[TASK DIRECTIONS] Extract every entry word for word.

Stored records
==========

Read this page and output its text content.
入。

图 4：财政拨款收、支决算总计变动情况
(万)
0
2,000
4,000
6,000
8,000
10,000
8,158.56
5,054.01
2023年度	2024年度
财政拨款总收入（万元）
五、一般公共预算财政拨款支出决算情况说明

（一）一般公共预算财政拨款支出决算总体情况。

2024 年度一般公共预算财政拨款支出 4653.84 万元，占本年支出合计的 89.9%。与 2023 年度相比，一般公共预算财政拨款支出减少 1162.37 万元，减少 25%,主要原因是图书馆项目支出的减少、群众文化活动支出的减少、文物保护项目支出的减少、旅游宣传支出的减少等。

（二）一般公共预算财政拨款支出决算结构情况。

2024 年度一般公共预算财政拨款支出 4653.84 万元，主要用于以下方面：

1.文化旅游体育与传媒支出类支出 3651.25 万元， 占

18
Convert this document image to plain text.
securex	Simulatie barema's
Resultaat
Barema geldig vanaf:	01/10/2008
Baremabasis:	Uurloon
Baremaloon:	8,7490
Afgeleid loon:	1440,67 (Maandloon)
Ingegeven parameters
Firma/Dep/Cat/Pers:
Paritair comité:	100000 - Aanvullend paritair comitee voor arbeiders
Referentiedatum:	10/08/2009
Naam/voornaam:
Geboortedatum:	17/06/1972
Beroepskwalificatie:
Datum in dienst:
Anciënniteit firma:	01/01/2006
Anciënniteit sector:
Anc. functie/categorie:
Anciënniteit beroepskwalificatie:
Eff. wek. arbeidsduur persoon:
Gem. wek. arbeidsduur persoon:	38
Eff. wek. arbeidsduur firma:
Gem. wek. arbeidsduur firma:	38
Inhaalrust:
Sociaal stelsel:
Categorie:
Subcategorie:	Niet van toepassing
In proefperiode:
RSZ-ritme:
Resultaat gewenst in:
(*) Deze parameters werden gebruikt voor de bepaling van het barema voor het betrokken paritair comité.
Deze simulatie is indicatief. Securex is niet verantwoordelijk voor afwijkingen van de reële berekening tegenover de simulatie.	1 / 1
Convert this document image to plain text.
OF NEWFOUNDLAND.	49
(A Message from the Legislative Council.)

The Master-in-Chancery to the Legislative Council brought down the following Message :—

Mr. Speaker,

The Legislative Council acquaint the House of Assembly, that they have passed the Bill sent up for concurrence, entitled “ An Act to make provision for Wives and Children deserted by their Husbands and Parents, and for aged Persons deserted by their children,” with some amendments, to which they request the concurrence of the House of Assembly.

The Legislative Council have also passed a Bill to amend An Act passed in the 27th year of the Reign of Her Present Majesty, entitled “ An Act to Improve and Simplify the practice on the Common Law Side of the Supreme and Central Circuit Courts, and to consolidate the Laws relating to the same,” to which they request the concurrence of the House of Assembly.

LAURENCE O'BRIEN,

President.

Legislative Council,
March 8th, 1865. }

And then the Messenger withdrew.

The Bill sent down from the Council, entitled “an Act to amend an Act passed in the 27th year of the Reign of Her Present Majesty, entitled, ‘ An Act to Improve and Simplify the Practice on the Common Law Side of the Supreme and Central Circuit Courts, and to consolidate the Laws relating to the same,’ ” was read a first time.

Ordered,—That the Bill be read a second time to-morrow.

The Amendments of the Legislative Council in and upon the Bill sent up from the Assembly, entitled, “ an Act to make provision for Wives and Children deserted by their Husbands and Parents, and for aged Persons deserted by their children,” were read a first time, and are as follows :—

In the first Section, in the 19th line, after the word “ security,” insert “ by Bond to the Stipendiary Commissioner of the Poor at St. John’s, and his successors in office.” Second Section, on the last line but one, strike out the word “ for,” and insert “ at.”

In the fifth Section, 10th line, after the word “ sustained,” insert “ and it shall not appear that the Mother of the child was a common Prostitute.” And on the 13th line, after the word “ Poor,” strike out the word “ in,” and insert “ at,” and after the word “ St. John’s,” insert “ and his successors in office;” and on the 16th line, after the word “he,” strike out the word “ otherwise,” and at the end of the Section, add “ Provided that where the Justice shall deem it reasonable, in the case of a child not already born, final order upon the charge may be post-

==========

[WRITTEN RESPONSE]
Read this page and output its text content.
入。

图 4：财政拨款收、支决算总计变动情况
(万)
0
2,000
4,000
6,000
8,000
10,000
8,158.56
5,054.01
2023年度	2024年度
财政拨款总收入（万元）
五、一般公共预算财政拨款支出决算情况说明

（一）一般公共预算财政拨款支出决算总体情况。

2024 年度一般公共预算财政拨款支出 4653.84 万元，占本年支出合计的 89.9%。与 2023 年度相比，一般公共预算财政拨款支出减少 1162.37 万元，减少 25%,主要原因是图书馆项目支出的减少、群众文化活动支出的减少、文物保护项目支出的减少、旅游宣传支出的减少等。

（二）一般公共预算财政拨款支出决算结构情况。

2024 年度一般公共预算财政拨款支出 4653.84 万元，主要用于以下方面：

1.文化旅游体育与传媒支出类支出 3651.25 万元， 占

18
Convert this document image to plain text.
securex	Simulatie barema's
Resultaat
Barema geldig vanaf:	01/10/2008
Baremabasis:	Uurloon
Baremaloon:	8,7490
Afgeleid loon:	1440,67 (Maandloon)
Ingegeven parameters
Firma/Dep/Cat/Pers:
Paritair comité:	100000 - Aanvullend paritair comitee voor arbeiders
Referentiedatum:	10/08/2009
Naam/voornaam:
Geboortedatum:	17/06/1972
Beroepskwalificatie:
Datum in dienst:
Anciënniteit firma:	01/01/2006
Anciënniteit sector:
Anc. functie/categorie:
Anciënniteit beroepskwalificatie:
Eff. wek. arbeidsduur persoon:
Gem. wek. arbeidsduur persoon:	38
Eff. wek. arbeidsduur firma:
Gem. wek. arbeidsduur firma:	38
Inhaalrust:
Sociaal stelsel:
Categorie:
Subcategorie:	Niet van toepassing
In proefperiode:
RSZ-ritme:
Resultaat gewenst in:
(*) Deze parameters werden gebruikt voor de bepaling van het barema voor het betrokken paritair comité.
Deze simulatie is indicatief. Securex is niet verantwoordelijk voor afwijkingen van de reële berekening tegenover de simulatie.	1 / 1
Convert this document image to plain text.
OF NEWFOUNDLAND.	49
(A Message from the Legislative Council.)

The Master-in-Chancery to the Legislative Council brought down the following Message :—

Mr. Speaker,

The Legislative Council acquaint the House of Assembly, that they have passed the Bill sent up for concurrence, entitled “ An Act to make provision for Wives and Children deserted by their Husbands and Parents, and for aged Persons deserted by their children,” with some amendments, to which they request the concurrence of the House of Assembly.

The Legislative Council have also passed a Bill to amend An Act passed in the 27th year of the Reign of Her Present Majesty, entitled “ An Act to Improve and Simplify the practice on the Common Law Side of the Supreme and Central Circuit Courts, and to consolidate the Laws relating to the same,” to which they request the concurrence of the House of Assembly.

LAURENCE O'BRIEN,

President.

Legislative Council,
March 8th, 1865. }

And then the Messenger withdrew.

The Bill sent down from the Council, entitled “an Act to amend an Act passed in the 27th year of the Reign of Her Present Majesty, entitled, ‘ An Act to Improve and Simplify the Practice on the Common Law Side of the Supreme and Central Circuit Courts, and to consolidate the Laws relating to the same,’ ” was read a first time.

Ordered,—That the Bill be read a second time to-morrow.

The Amendments of the Legislative Council in and upon the Bill sent up from the Assembly, entitled, “ an Act to make provision for Wives and Children deserted by their Husbands and Parents, and for aged Persons deserted by their children,” were read a first time, and are as follows :—

In the first Section, in the 19th line, after the word “ security,” insert “ by Bond to the Stipendiary Commissioner of the Poor at St. John’s, and his successors in office.” Second Section, on the last line but one, strike out the word “ for,” and insert “ at.”

In the fifth Section, 10th line, after the word “ sustained,” insert “ and it shall not appear that the Mother of the child was a common Prostitute.” And on the 13th line, after the word “ Poor,” strike out the word “ in,” and insert “ at,” and after the word “ St. John’s,” insert “ and his successors in office;” and on the 16th line, after the word “he,” strike out the word “ otherwise,” and at the end of the Section, add “ Provided that where the Justice shall deem it reasonable, in the case of a child not already born, final order upon the charge may be post-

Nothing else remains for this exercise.